Assinavam o acórdão o presidente do Tribunal, Pindahiba de Mattos, e os ministros Amaro Cavalcanti, relator ad hoc, Canuto Saraiva, Guimarães Natal, André Cavalcanti, H. do Espirito Santo, Manoel Murtinho. O ministro Ribeiro de Almeida votou com o seu colega Manoel Espinola. É de notar a concisão e clareza do voto vencido:

M. Espinola, vencido. Dava provimento ao agravo, para reformar a sentença agravada e julgar improcedente a ação de exibição de livros, visto não se dar o motivo alegado da comunhão de interesses (artigo 18 do Código Comercial).

A questão se resolve, a meu ver, pelas cláusulas do contrato de concessão que, em seu conjunto, excluem a ideia de comunhão.

Assim, estando estipulado, pela cláusula segunda, que as obras de melhoramento do porto de Santos, que constituem o objeto da concessão, são do uso e gozo dos concessionários, durante certo prazo, findo o qual reverterão elas para o Estado sem indenização alguma, e, pela cláusula quinta, que os concessionários terão o direito de cobrar taxas pelos serviços prestados nos seus estabelecimentos, na forma da lei n. 1.746, de 13 de outubro de 1869, vê-se que o Governo nenhuma comunhão tendo nas obras, que reverterão para o Estado findo o prazo da concessão, tampouco tem na cobrança de taxas, que a empresa recebe como remuneração do capital empregado e dos serviços prestados.

Se o Governo tem o direito de fiscalizar as obras para que elas se façam com a segurança e solidez necessárias, com tem o de reduzir as taxas quando os lucros líquidos excederem a 12% (citada lei de 1869, artigo 1º, § 5º), estes direitos não lhe dão a qualidade de intervir na comunhão (comunhão ou sociedade, diz o artigo 18 do Código Comercial), sem ter nenhuma parte no capital da empresa e nos seus estabelecimentos, pois estes, com todo o material, só lhe ficarão pertencendo, findo o prazo da concessão (contrato, cláusula segunda; lei de 1869, artigo 1º, § 3º).

É a doutrina do acórdão deste Tribunal n. 139, de 14 de setembro de 1895 (Jur. De 1895, pág. 179).

> [OBJETIVO DO EXERCÍCIO]: No voto vencido do trecho sobre a concessão do porto de Santos, em que situação o Governo tem o direito de reduzir as taxas?

> [MATERIAL]:
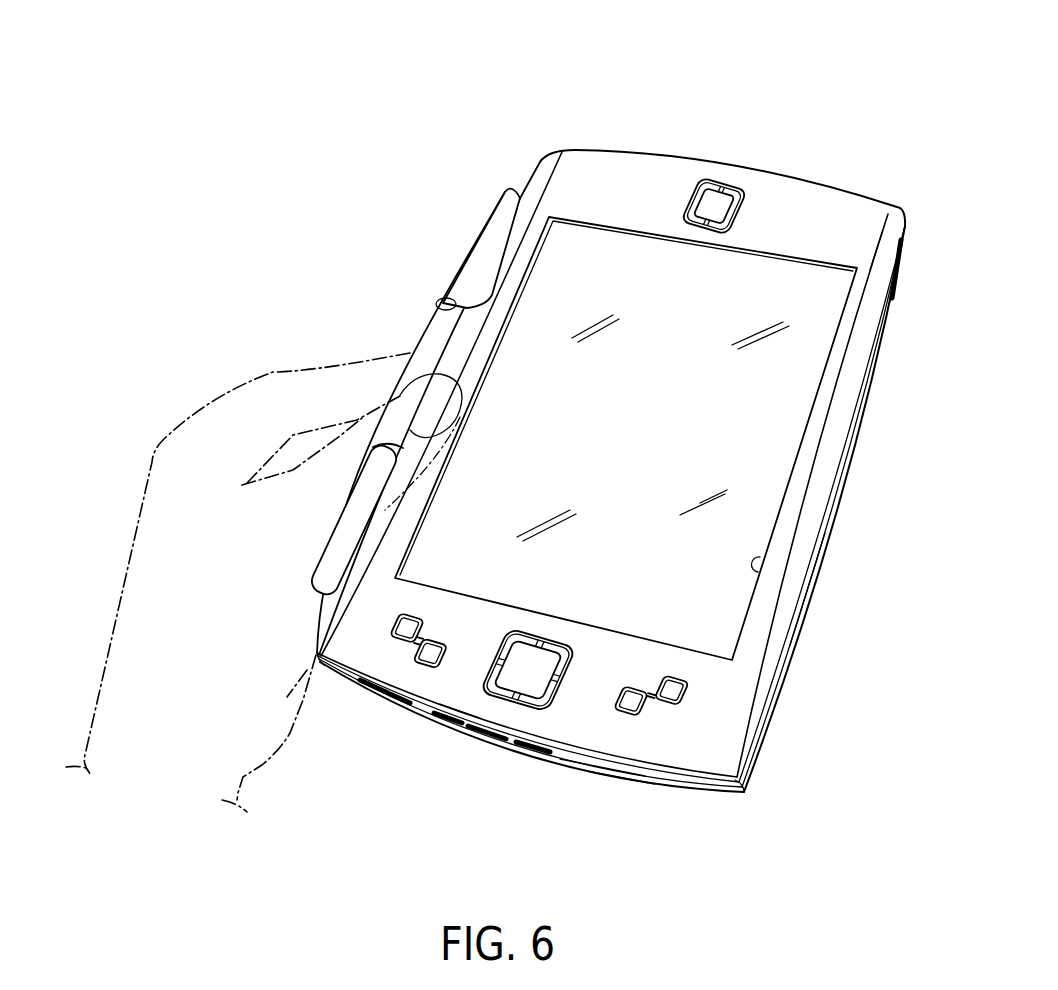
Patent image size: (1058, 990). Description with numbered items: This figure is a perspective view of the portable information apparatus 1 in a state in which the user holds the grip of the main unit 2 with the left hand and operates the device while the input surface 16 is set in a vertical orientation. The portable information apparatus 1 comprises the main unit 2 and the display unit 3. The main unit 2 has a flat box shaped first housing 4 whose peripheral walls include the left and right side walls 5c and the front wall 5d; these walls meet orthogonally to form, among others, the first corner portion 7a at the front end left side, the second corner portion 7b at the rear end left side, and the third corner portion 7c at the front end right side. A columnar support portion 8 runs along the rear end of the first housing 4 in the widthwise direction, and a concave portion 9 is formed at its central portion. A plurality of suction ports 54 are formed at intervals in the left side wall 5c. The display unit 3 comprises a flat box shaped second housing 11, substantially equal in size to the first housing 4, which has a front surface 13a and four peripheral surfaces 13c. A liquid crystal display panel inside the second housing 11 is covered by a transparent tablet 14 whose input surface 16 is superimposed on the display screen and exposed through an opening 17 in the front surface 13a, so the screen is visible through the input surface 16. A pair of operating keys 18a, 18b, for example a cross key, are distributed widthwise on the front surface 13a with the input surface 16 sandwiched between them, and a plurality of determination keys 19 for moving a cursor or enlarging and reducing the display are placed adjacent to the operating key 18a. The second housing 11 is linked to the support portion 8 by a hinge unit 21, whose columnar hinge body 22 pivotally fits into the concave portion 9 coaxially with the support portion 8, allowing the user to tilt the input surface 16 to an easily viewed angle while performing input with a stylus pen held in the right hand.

The portable information apparatus 1 is at (706, 103).
The main unit 2 is at (672, 800).
The display unit 3 is at (816, 178).
The first housing 4 is at (577, 768).
The side wall 5c is at (622, 782).
The front wall 5d is at (793, 645).
The first corner portion 7a is at (740, 795).
The second corner portion 7b is at (331, 670).
The third corner portion 7c is at (905, 250).
The support portion 8 is at (350, 517).
The concave portion 9 is at (440, 303).
The second housing 11 is at (590, 168).
The front surface 13a is at (852, 223).
The peripheral surface 13c is at (465, 728).
The tablet 14 is at (782, 405).
The input surface 16 is at (634, 425).
The opening 17 is at (770, 560).
The operating key 18a is at (540, 668).
The operating key 18b is at (718, 200).
The determination keys 19 is at (435, 648).
The hinge unit 21 is at (421, 336).
The hinge body 22 is at (400, 413).
The suction ports 54 is at (440, 726).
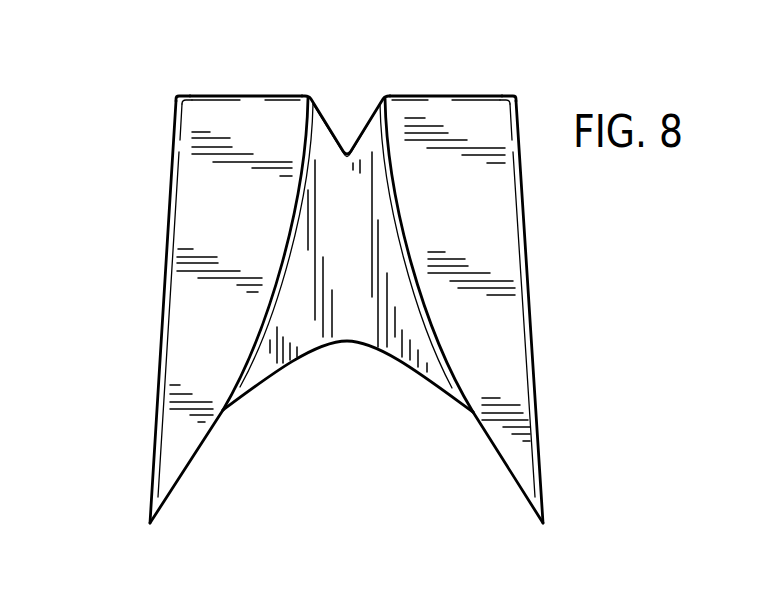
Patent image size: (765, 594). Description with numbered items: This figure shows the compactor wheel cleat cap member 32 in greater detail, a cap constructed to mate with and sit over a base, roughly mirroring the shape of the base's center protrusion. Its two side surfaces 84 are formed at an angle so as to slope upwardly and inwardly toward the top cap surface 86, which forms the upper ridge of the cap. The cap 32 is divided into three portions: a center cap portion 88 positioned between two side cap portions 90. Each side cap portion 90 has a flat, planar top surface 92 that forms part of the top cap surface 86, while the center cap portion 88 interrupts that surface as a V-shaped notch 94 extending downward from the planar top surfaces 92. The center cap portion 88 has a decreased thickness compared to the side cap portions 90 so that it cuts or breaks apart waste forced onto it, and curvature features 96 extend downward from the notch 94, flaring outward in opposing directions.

The cap member 32 is at (133, 68).
The side surfaces 84 is at (163, 311).
The top cap surface 86 is at (506, 45).
The center cap portion 88 is at (353, 70).
The side cap portions 90 is at (196, 77).
The top surface 92 is at (244, 96).
The V-shaped notch 94 is at (347, 127).
The curvature features 96 is at (402, 289).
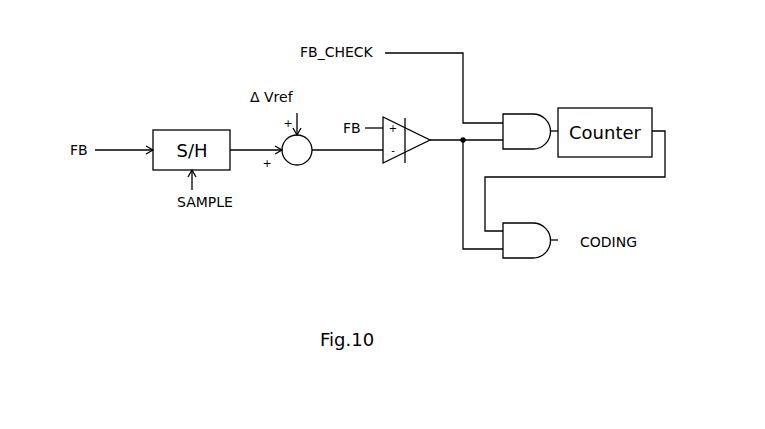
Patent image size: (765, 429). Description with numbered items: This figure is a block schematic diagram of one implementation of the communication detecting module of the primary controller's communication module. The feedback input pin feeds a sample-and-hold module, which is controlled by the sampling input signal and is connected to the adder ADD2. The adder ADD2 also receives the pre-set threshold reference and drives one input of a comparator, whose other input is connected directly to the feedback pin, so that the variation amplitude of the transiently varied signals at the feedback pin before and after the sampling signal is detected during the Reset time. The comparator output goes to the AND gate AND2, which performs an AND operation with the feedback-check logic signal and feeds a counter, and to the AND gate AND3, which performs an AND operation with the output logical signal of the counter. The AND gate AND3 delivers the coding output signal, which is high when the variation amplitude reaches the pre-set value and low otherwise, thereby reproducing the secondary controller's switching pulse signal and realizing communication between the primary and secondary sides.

The adder ADD2 is at (303, 159).
The AND gate AND2 is at (527, 122).
The AND gate AND3 is at (527, 231).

> [RESPOSTA DA TAREFA]: Quando os lucros líquidos excederem a 12%.